• DOCUMENT SEGMENT:

┌──

A Taste of Honey at Royal Exchange, Manchester

Emma Baggott's revival of Shelagh Delaney's classic play places working-class women centre stage.

A Taste of Honey at Royal Exchange, Manchester

A stone’s throw away from the once smoke-lined horizons of the city of Salford, Emma Baggot’s play, A Taste of Honey, is filling up the stage with working-class representation at Manchester’s Royal Exchange Theatre. Adapted from Shelagh Delaney’s groundbreaking exploration of 1950s Salford, A Taste of Honey examines the realities, complexities, and struggles of everyday life in this ‘dirty old town.’

Following single mum Helen (Jill Halfpenny) and her daughter Jo (Rowan Robinson) as they flit between temporary housing, Helen leaving behind her ‘fancy men’ for whichever new one promises her escape through marriage, and Jo leaving behind schools, friends, her hopes and dreams. They move into a grimy flat in Salford, a constant cold draft and an oppressive smell of the river, in a constant state of flux between wanting to escape but not having the means to.

Robinson and Halfpenny were phenomenal. They deftly articulated and navigated the nuances of a complex mother-daughter relationship and the infinite intricacies of working-class women. Robinson’s voice and animation filled the stage as we watched Jo grow from a fierce and unabashed teenager to a single-mother unafraid to articulate her disdain in motherhood and rejection of conventional womanhood. Both women were theatrical, animated, strong-willed, and witty. Their one-liners fell to the sound of repeated raucous laughter and their vulnerabilities were exhaled beautifully.

└──

• REQUIREMENT: Continue the review of A Taste of Honey at the Royal Exchange from its last paragraph onward, keeping the same critical voice.

• DATA:
┌──

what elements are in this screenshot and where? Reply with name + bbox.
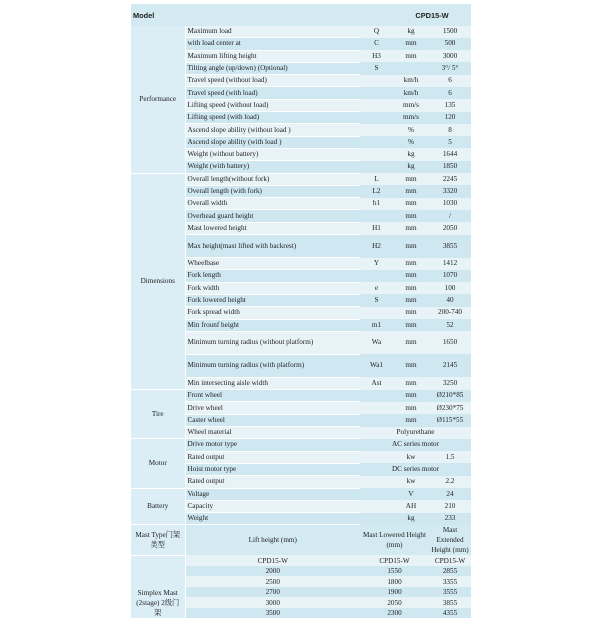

└──

• TASK OUTPUT:
Support from David Moorst who played Geoff, a gay man who comes to live with Jo after finding himself with nowhere to go. Geoff was all at once heartbreakingly tender and ravenously comical. The set and design, staying true to the ‘kitchen-sink’ theatre of the 1950s, included a stripped back, ramshackled flat with characters rarely leaving the comfort - and confinement - of their home. Jazz singer, Nishla Smith, cast ghostly vignettes onto the action, her haunting vocals breaking away from the realism employed. Interspersed between the realistic dialogue and setting were fantastical moments of character’s breaking into song, like Helen dancing along the kitchen floor singing songs from her youth.

The cast is resolute with working-class actors from the North, all piecing together a landscape of post-industrial towns. Rowan Robinson herself is from Salford, and has commented that she felt an ‘immense responsibility’ to make the city proud. Being from Salford myself, mirrored before me were the women I have grown up around. Jo and Helen’s back and forth was satisfyingly reminiscent of how the people I know speak, Helen’s husband Peter (Andrew Sheridan) a man I have met many times in the pub. Having women who are bold in their sexuality, who take up space even though the world does not offer them any, who hold their own against loud and intimidating men as the nucleus of this story is bold for the theatre, but as Delaney did, Baggott’s adaptation reflects how life, how women, in Salford really are. Delaney said that she wrote ‘how people talk’ and Baggott has not left this behind.

Baggott follows Delaney’s radical decision - a decision still unbelievably radical today - to place working-class women centre stage. To have the lives of the men who exist around them wax and wane, ebb and flow to the beat of their drum. Placing the complexities, struggles, wants and needs, the ordinary life of a single-mum in working-class England in such an extraordinary environment, was an important and courageous choice for Delaney, and continues to be for Baggott too.

Although the city that Delaney gave space to is rapidly fading away, the lives, struggles, and issues her women faced are still as ever-present in 2024. Women who have to sing a wistful song full of hopes and dreams and dance as they fade away. Women who make space for themselves in a world that doesn’t afford them that luxury. These women were complex and multi-faceted and portrayed in all their glory, and absence of. As Jo says about her mother, full of love and annoyance, ‘she is all sorts of woman.’ The echoes of Delaney’s dirty old town rang all around.

A Taste of Honey is at The Royal Exchange Theatre, Manchester, until the 13th of April.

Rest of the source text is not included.